▶ **Work to do**
List each line in the entries below that contains the string "bounding". Matching is case-sensitive.

================================

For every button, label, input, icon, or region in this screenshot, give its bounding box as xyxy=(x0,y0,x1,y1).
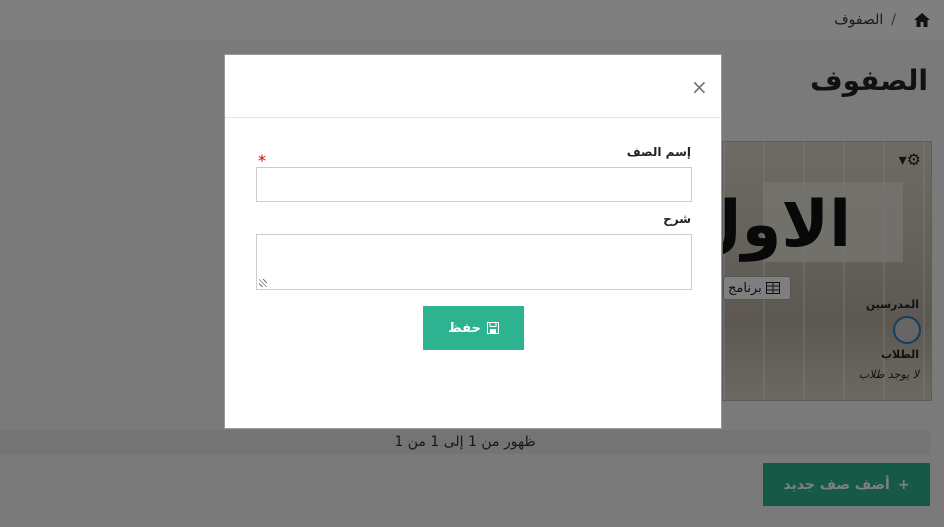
save-button[interactable]: حفظ xyxy=(423,306,524,350)
close-icon[interactable]: × xyxy=(691,77,708,97)
resize-grip-icon[interactable] xyxy=(259,279,267,287)
class-name-input[interactable] xyxy=(256,167,692,202)
save-icon xyxy=(486,322,499,334)
class-name-label: إسم الصف xyxy=(626,145,691,159)
modal-header: × xyxy=(225,55,721,118)
add-class-modal: × إسم الصف * شرح حفظ xyxy=(224,54,722,429)
description-textarea[interactable] xyxy=(256,234,692,290)
save-label: حفظ xyxy=(448,320,481,336)
description-label: شرح xyxy=(663,212,691,226)
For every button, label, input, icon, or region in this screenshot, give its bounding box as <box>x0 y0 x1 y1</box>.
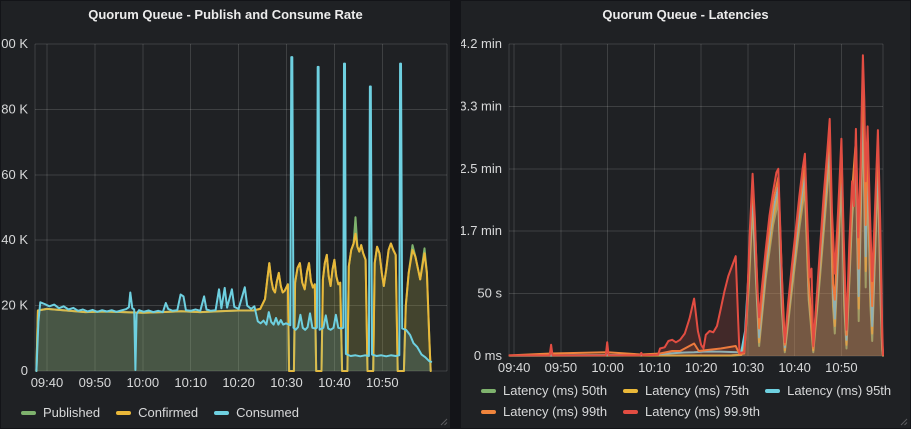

================================

▶ **Completed exercise**
For every button, label, input, icon, or region in this screenshot, give its bounding box as xyxy=(x0,y0,x1,y1).
For every button, label, input, icon, or region in this screenshot, give its bounding box as <box>x0 y0 x1 y1</box>.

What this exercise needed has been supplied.